── Data excerpts ──

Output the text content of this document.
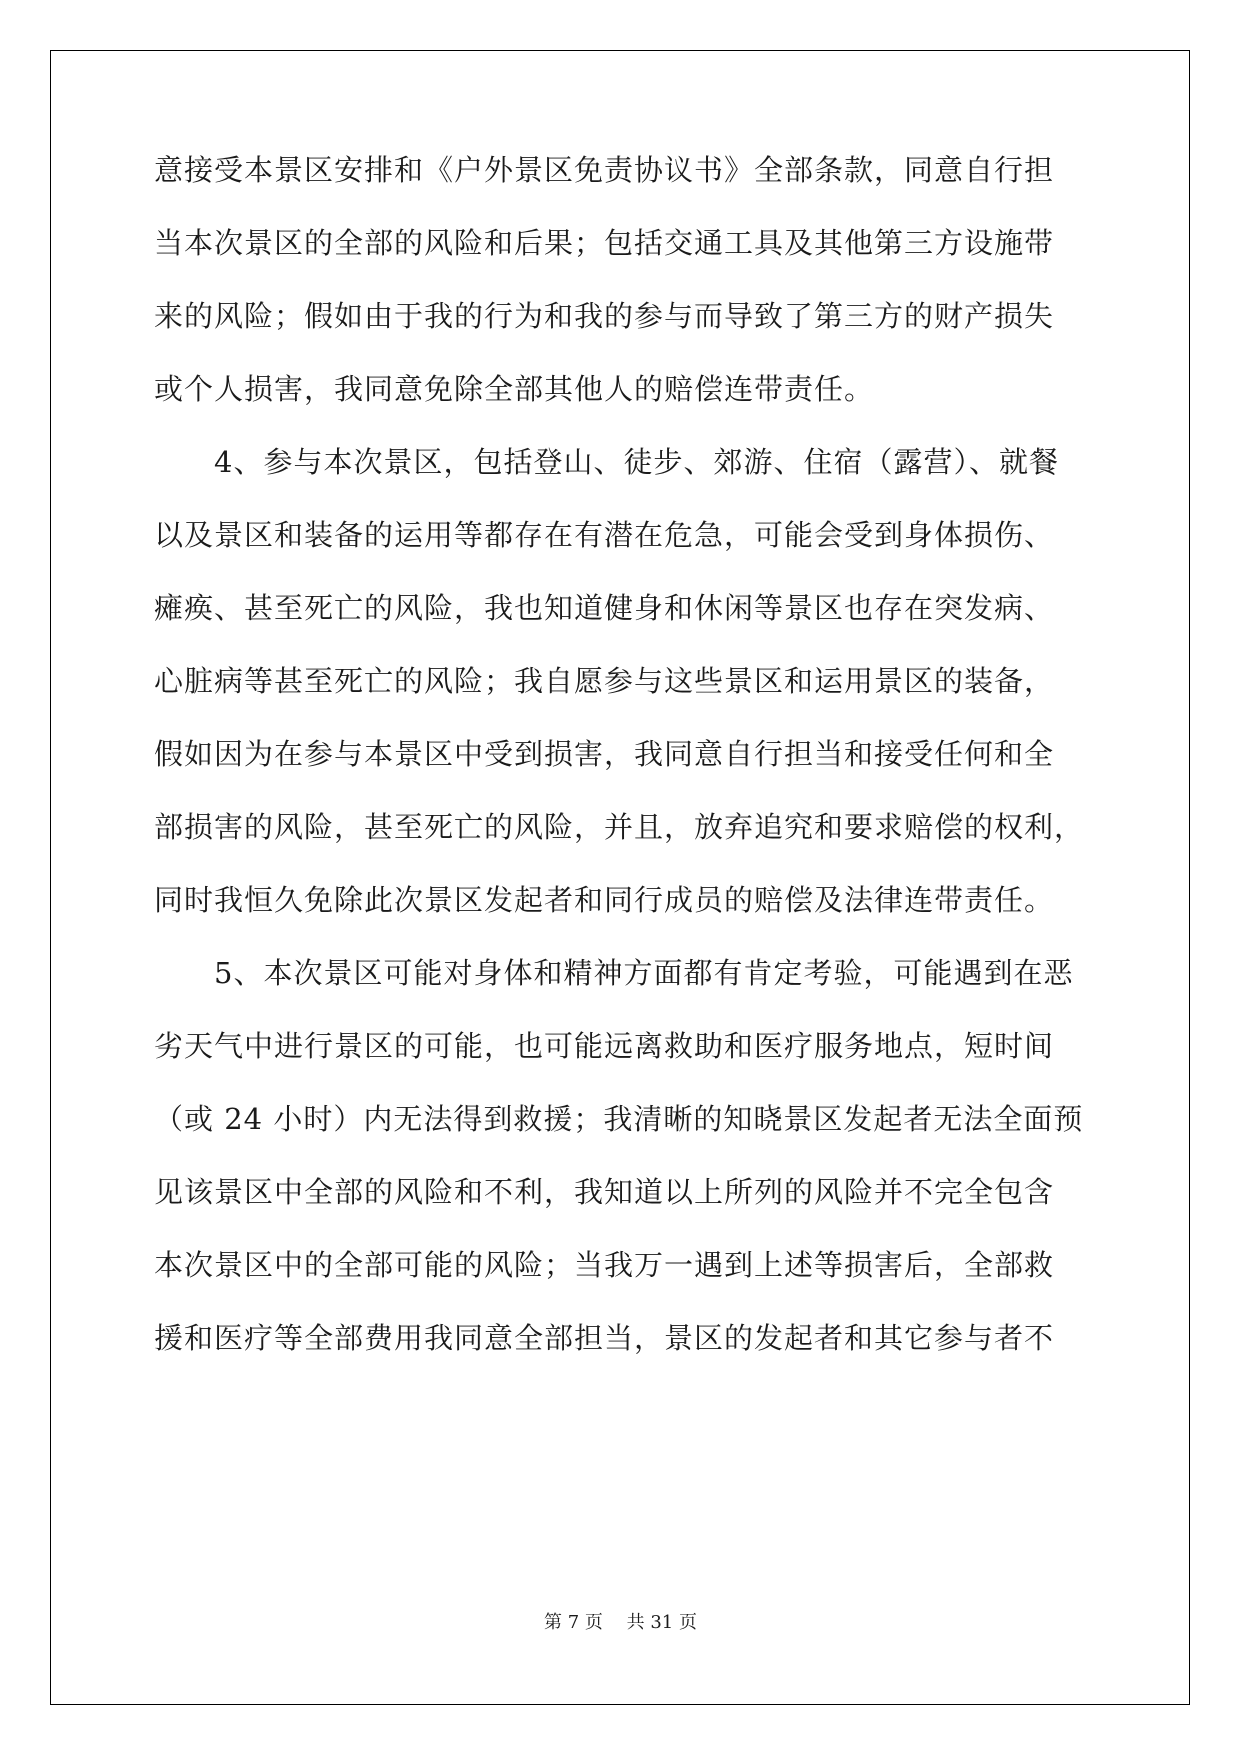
意接受本景区安排和《户外景区免责协议书》全部条款，同意自行担
当本次景区的全部的风险和后果；包括交通工具及其他第三方设施带
来的风险；假如由于我的行为和我的参与而导致了第三方的财产损失
或个人损害，我同意免除全部其他人的赔偿连带责任。
　　4、参与本次景区，包括登山、徒步、郊游、住宿（露营）、就餐
以及景区和装备的运用等都存在有潜在危急，可能会受到身体损伤、
瘫痪、甚至死亡的风险，我也知道健身和休闲等景区也存在突发病、
心脏病等甚至死亡的风险；我自愿参与这些景区和运用景区的装备，
假如因为在参与本景区中受到损害，我同意自行担当和接受任何和全
部损害的风险，甚至死亡的风险，并且，放弃追究和要求赔偿的权利，
同时我恒久免除此次景区发起者和同行成员的赔偿及法律连带责任。
　　5、本次景区可能对身体和精神方面都有肯定考验，可能遇到在恶
劣天气中进行景区的可能，也可能远离救助和医疗服务地点，短时间
（或 24 小时）内无法得到救援；我清晰的知晓景区发起者无法全面预
见该景区中全部的风险和不利，我知道以上所列的风险并不完全包含
本次景区中的全部可能的风险；当我万一遇到上述等损害后，全部救
援和医疗等全部费用我同意全部担当，景区的发起者和其它参与者不
第 7 页　 共 31 页
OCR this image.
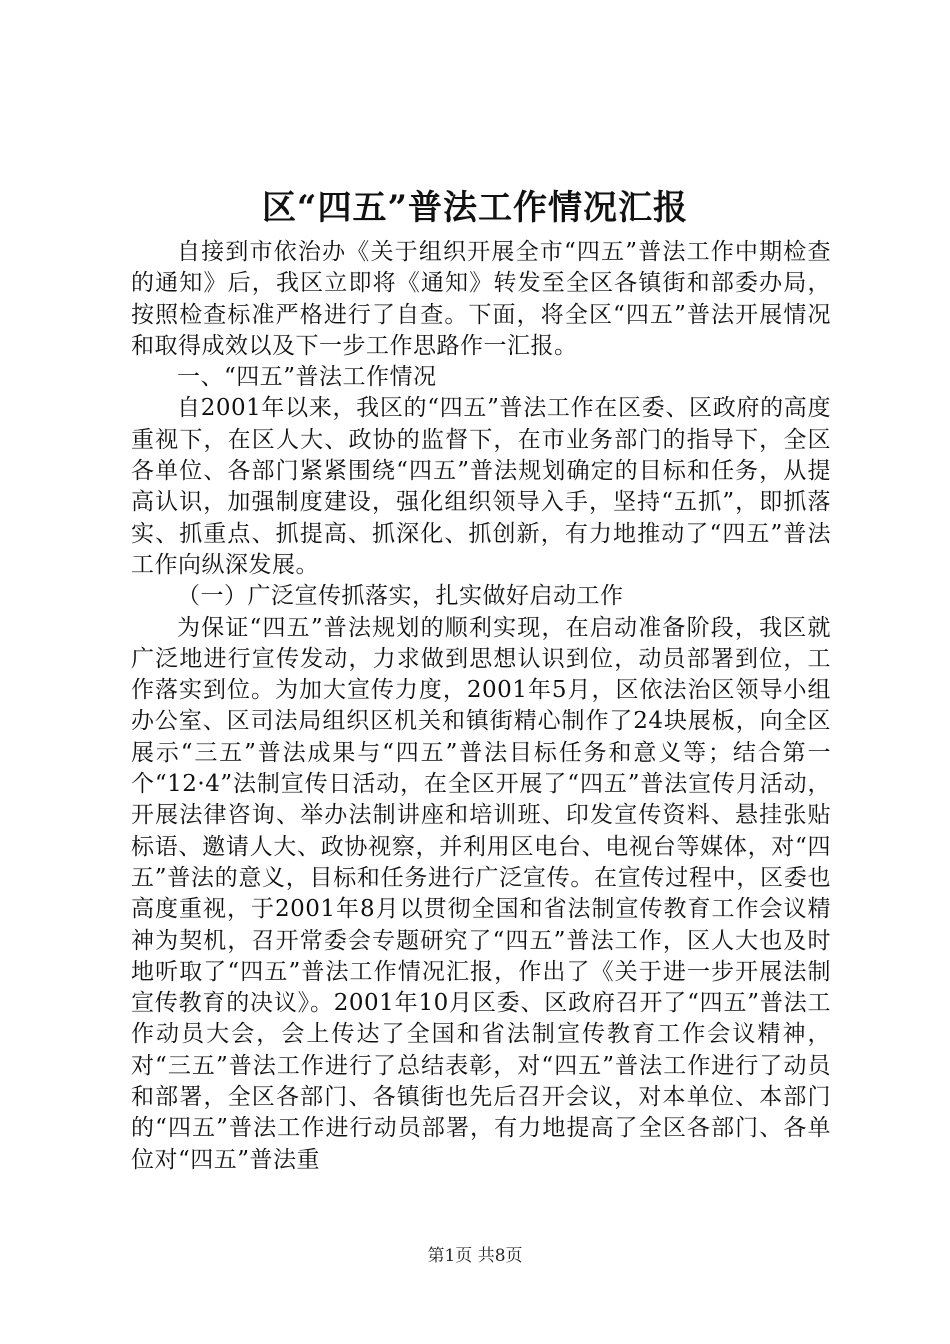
区“四五”普法工作情况汇报

自接到市依治办《关于组织开展全市“四五”普法工作中期检查的通知》后，我区立即将《通知》转发至全区各镇街和部委办局，按照检查标准严格进行了自查。下面，将全区“四五”普法开展情况和取得成效以及下一步工作思路作一汇报。

一、“四五”普法工作情况

自2001年以来，我区的“四五”普法工作在区委、区政府的高度重视下，在区人大、政协的监督下，在市业务部门的指导下，全区各单位、各部门紧紧围绕“四五”普法规划确定的目标和任务，从提高认识，加强制度建设，强化组织领导入手，坚持“五抓”，即抓落实、抓重点、抓提高、抓深化、抓创新，有力地推动了“四五”普法工作向纵深发展。

（一）广泛宣传抓落实，扎实做好启动工作

为保证“四五”普法规划的顺利实现，在启动准备阶段，我区就广泛地进行宣传发动，力求做到思想认识到位，动员部署到位，工作落实到位。为加大宣传力度，2001年5月，区依法治区领导小组办公室、区司法局组织区机关和镇街精心制作了24块展板，向全区展示“三五”普法成果与“四五”普法目标任务和意义等；结合第一个“12·4”法制宣传日活动，在全区开展了“四五”普法宣传月活动，开展法律咨询、举办法制讲座和培训班、印发宣传资料、悬挂张贴标语、邀请人大、政协视察，并利用区电台、电视台等媒体，对“四五”普法的意义，目标和任务进行广泛宣传。在宣传过程中，区委也高度重视，于2001年8月以贯彻全国和省法制宣传教育工作会议精神为契机，召开常委会专题研究了“四五”普法工作，区人大也及时地听取了“四五”普法工作情况汇报，作出了《关于进一步开展法制宣传教育的决议》。2001年10月区委、区政府召开了“四五”普法工作动员大会，会上传达了全国和省法制宣传教育工作会议精神，对“三五”普法工作进行了总结表彰，对“四五”普法工作进行了动员和部署，全区各部门、各镇街也先后召开会议，对本单位、本部门的“四五”普法工作进行动员部署，有力地提高了全区各部门、各单位对“四五”普法重

第1页 共8页
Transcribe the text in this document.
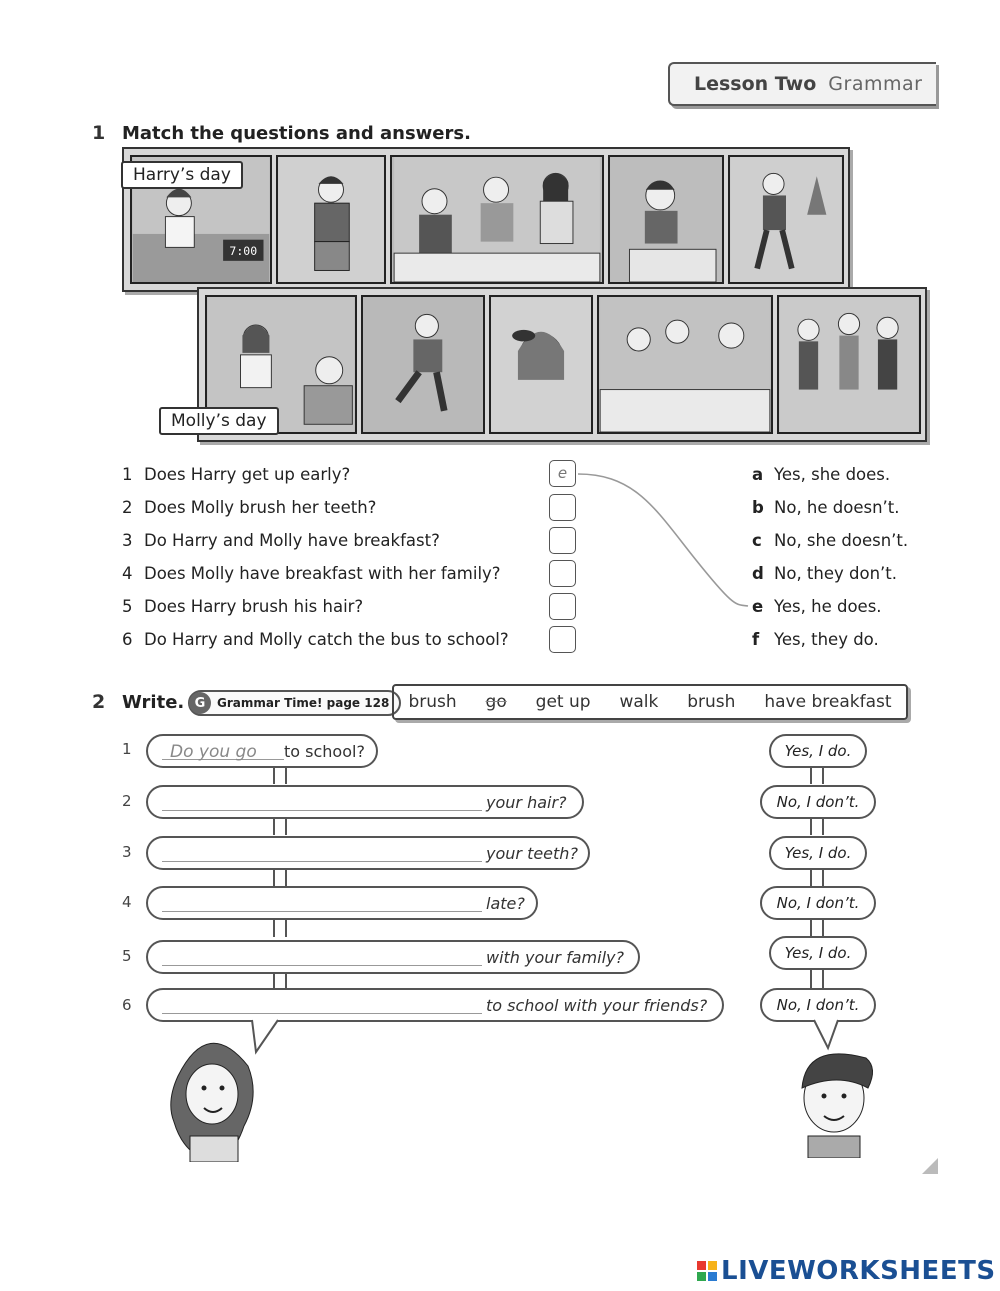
Lesson Two Grammar
1 Match the questions and answers.
7:00
Harry’s day
Molly’s day
1 Does Harry get up early?
2 Does Molly brush her teeth?
3 Do Harry and Molly have breakfast?
4 Does Molly have breakfast with her family?
5 Does Harry brush his hair?
6 Do Harry and Molly catch the bus to school?
e	a Yes, she does.
b No, he doesn’t.
c No, she doesn’t.
d No, they don’t.
e Yes, he does.
f Yes, they do.
2 Write. G Grammar Time! page 128 brush go get up walk brush have breakfast
1
2
3
4
5
6
Do you go to school?
your hair?
your teeth?
late?
with your family?
to school with your friends?
Yes, I do.
No, I don’t.
Yes, I do.
No, I don’t.
Yes, I do.
No, I don’t.
LIVEWORKSHEETS
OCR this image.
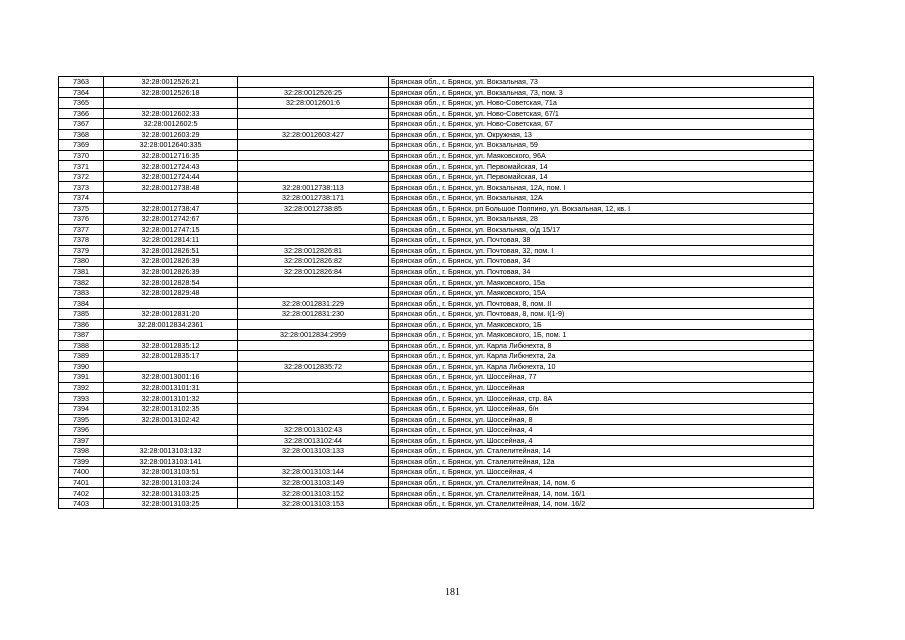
7363	32:28:0012526:21		Брянская обл., г. Брянск, ул. Вокзальная, 73
7364	32:28:0012526:18	32:28:0012526:25	Брянская обл., г. Брянск, ул. Вокзальная, 73, пом. 3
7365		32:28:0012601:6	Брянская обл., г. Брянск, ул. Ново-Советская, 71а
7366	32:28:0012602:33		Брянская обл., г. Брянск, ул. Ново-Советская, 67/1
7367	32:28:0012602:5		Брянская обл., г. Брянск, ул. Ново-Советская, 67
7368	32:28:0012603:29	32:28:0012603:427	Брянская обл., г. Брянск, ул. Окружная, 13
7369	32:28:0012640:335		Брянская обл., г. Брянск, ул. Вокзальная, 59
7370	32:28:0012716:35		Брянская обл., г. Брянск, ул. Маяковского, 96А
7371	32:28:0012724:43		Брянская обл., г. Брянск, ул. Первомайская, 14
7372	32:28:0012724:44		Брянская обл., г. Брянск, ул. Первомайская, 14
7373	32:28:0012738:48	32:28:0012738:113	Брянская обл., г. Брянск, ул. Вокзальная, 12А, пом. I
7374		32:28:0012738:171	Брянская обл., г. Брянск, ул. Вокзальная, 12А
7375	32:28:0012738:47	32:28:0012738:85	Брянская обл., г. Брянск, рп Большое Полпино, ул. Вокзальная, 12, кв. I
7376	32:28:0012742:67		Брянская обл., г. Брянск, ул. Вокзальная, 28
7377	32:28:0012747:15		Брянская обл., г. Брянск, ул. Вокзальная, о/д 15/17
7378	32:28:0012814:11		Брянская обл., г. Брянск, ул. Почтовая, 38
7379	32:28:0012826:51	32:28:0012826:81	Брянская обл., г. Брянск, ул. Почтовая, 32, пом. I
7380	32:28:0012826:39	32:28:0012826:82	Брянская обл., г. Брянск, ул. Почтовая, 34
7381	32:28:0012826:39	32:28:0012826:84	Брянская обл., г. Брянск, ул. Почтовая, 34
7382	32:28:0012828:54		Брянская обл., г. Брянск, ул. Маяковского, 15а
7383	32:28:0012829:48		Брянская обл., г. Брянск, ул. Маяковского, 15А
7384		32:28:0012831:229	Брянская обл., г. Брянск, ул. Почтовая, 8, пом. II
7385	32:28:0012831:20	32:28:0012831:230	Брянская обл., г. Брянск, ул. Почтовая, 8, пом. I(1-9)
7386	32:28:0012834:2361		Брянская обл., г. Брянск, ул. Маяковского, 1Б
7387		32:28:0012834:2959	Брянская обл., г. Брянск, ул. Маяковского, 1Б, пом. 1
7388	32:28:0012835:12		Брянская обл., г. Брянск, ул. Карла Либкнехта, 8
7389	32:28:0012835:17		Брянская обл., г. Брянск, ул. Карла Либкнехта, 2а
7390		32:28:0012835:72	Брянская обл., г. Брянск, ул. Карла Либкнехта, 10
7391	32:28:0013001:16		Брянская обл., г. Брянск, ул. Шоссейная, 77
7392	32:28:0013101:31		Брянская обл., г. Брянск, ул. Шоссейная
7393	32:28:0013101:32		Брянская обл., г. Брянск, ул. Шоссейная, стр. 8А
7394	32:28:0013102:35		Брянская обл., г. Брянск, ул. Шоссейная, б/н
7395	32:28:0013102:42		Брянская обл., г. Брянск, ул. Шоссейная, 8
7396		32:28:0013102:43	Брянская обл., г. Брянск, ул. Шоссейная, 4
7397		32:28:0013102:44	Брянская обл., г. Брянск, ул. Шоссейная, 4
7398	32:28:0013103:132	32:28:0013103:133	Брянская обл., г. Брянск, ул. Сталелитейная, 14
7399	32:28:0013103:141		Брянская обл., г. Брянск, ул. Сталелитейная, 12а
7400	32:28:0013103:51	32:28:0013103:144	Брянская обл., г. Брянск, ул. Шоссейная, 4
7401	32:28:0013103:24	32:28:0013103:149	Брянская обл., г. Брянск, ул. Сталелитейная, 14, пом. 6
7402	32:28:0013103:25	32:28:0013103:152	Брянская обл., г. Брянск, ул. Сталелитейная, 14, пом. 16/1
7403	32:28:0013103:25	32:28:0013103:153	Брянская обл., г. Брянск, ул. Сталелитейная, 14, пом. 16/2
181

───

▸ **What to produce**: Tell how many lines of the data include the word "Советская", and nothing else.

▸ **Response for this exercise**: 3